■ STATED PROBLEM 1
From the records, extract the lines starting at the one containing "Decompose this screenshot" and ending at the one containing "correlation-stats-box: R = 0.113", both included, and reproduce them verbatim. Omit the pictures from your answer.

========================================================================

FSS 2016 4th Quarter Highlights

In brief

HPC 2017

Within the Humanitarian Programme Cycle (HPC) 2017 process, FSS partners carried out an overall revision of the Humanitarian Needs Overview (HNO) and Humanitarian Response Plan (HRP), initially at the working group (WGs) level in both West Bank and Gaza Strip, then through the work of the general meetings. Three WGs meetings were held in Gaza and two in Ramallah for this purpose. Thereafter, two area-specific HPC workshops took place, in both localities. These workshops were conducted with the participation of different FSS partners, line ministries, UN agencies, local and international NGOs, and were largely attended (-40 presence each). As a result of these meetings and workshops, FSS partners developed a response framework, by identifying major humanitarian needs and elaborating the priorities of interventions in the coming round of the HPC. This informed FSS partners in defining their project proposals.

Having detailed projects' information is crucial for providing proper and comprehensive vision of the response plan. In this regard, the FSS developed a dedicated project matrix format, asking all partners to provide data at governorate level, and against the FSS set of indicators. This aims at facilitating coordination amongst FSS partners on the ground, avoid overlapping and duplications of projects, in either the type of intervention or the targeted governorates and localities. Finally, all data from these matrixes will be the basis for further elaboration and monitoring of activities related to the implementation of FSS projects throughout 2017.

The endorsement of the projects to be included into the HRP required the constitution of a vetting panel, with representative line ministries, UN lead agencies, and representatives from PNGO, AIDA, OCHA, and the FSS gender focal points. The FSS HNO and HRP 2017 documents have been finalized during the last quarter, through a participatory process.

========================================================================

■ STATED PROBLEM 2
Based on the FSS highlights, state whether each statement agrees with the text, answering yes or no and quoting the words that decide it: (a) More working group meetings were held in Ramallah than in Gaza. (b) The project matrix format asked partners to provide data at governorate level. (c) The FSS HNO and HRP 2017 documents were finalized during the last quarter.

■ PROVIDED ENTRIES
========================================================================

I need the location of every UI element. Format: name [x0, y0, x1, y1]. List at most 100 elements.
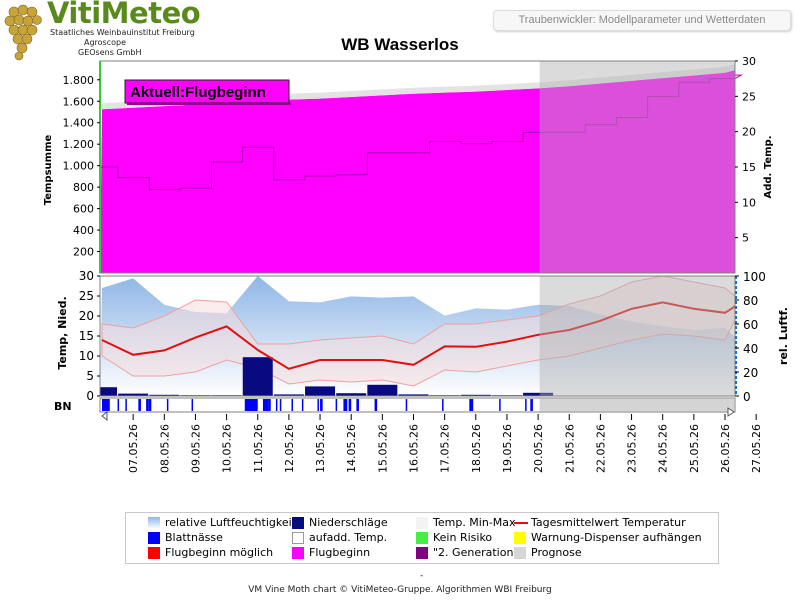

========================================================================

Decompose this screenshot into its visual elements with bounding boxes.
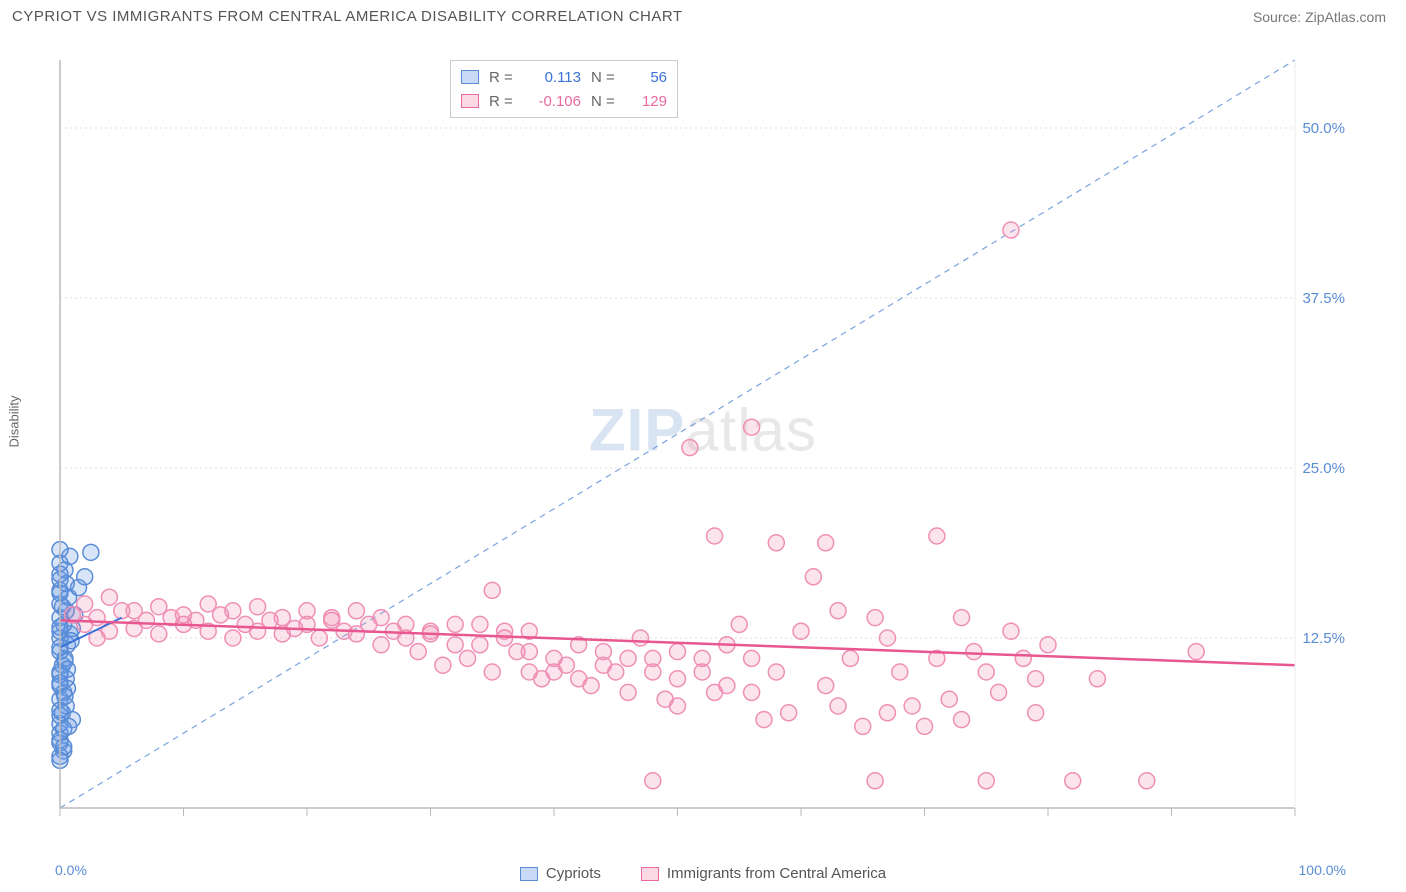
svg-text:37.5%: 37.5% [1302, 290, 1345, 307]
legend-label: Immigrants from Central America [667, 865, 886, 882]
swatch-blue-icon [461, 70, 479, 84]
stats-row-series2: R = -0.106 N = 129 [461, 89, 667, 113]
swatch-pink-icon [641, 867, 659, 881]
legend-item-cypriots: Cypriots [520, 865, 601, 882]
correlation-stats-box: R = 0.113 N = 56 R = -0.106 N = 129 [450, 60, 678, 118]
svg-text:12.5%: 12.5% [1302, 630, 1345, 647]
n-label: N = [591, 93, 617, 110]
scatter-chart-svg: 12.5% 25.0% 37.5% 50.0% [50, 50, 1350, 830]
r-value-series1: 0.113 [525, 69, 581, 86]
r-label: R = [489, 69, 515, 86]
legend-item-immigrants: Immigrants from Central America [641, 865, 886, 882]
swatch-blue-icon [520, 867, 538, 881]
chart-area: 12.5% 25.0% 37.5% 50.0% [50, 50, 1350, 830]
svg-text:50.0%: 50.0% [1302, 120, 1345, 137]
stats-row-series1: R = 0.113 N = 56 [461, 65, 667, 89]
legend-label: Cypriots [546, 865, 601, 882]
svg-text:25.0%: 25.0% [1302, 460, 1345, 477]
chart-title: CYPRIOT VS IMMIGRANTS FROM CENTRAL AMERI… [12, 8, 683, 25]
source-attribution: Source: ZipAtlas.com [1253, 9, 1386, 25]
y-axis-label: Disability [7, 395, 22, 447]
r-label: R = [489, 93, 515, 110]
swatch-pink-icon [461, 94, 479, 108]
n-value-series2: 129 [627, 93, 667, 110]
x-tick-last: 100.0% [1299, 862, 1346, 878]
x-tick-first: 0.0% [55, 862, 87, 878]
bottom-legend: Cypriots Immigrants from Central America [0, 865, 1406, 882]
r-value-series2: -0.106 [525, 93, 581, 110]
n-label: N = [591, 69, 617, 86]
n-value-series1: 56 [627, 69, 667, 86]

========================================================================

■ WORKED SOLUTION 1
Decompose this screenshot into its visual elements with bounding boxes.
svg-text:37.5%: 37.5% [1302, 290, 1345, 307]
legend-label: Immigrants from Central America [667, 865, 886, 882]
swatch-blue-icon [461, 70, 479, 84]
stats-row-series2: R = -0.106 N = 129 [461, 89, 667, 113]
swatch-pink-icon [641, 867, 659, 881]
legend-item-cypriots: Cypriots [520, 865, 601, 882]
correlation-stats-box: R = 0.113 N = 56 R = -0.106 N = 129 [450, 60, 678, 118]

■ WORKED SOLUTION 2
(a) No: "Three WGs meetings were held in Gaza and two in Ramallah for this purpose."
(b) Yes: "asking all partners to provide data at governorate level"
(c) Yes: "The FSS HNO and HRP 2017 documents have been finalized during the last quarter"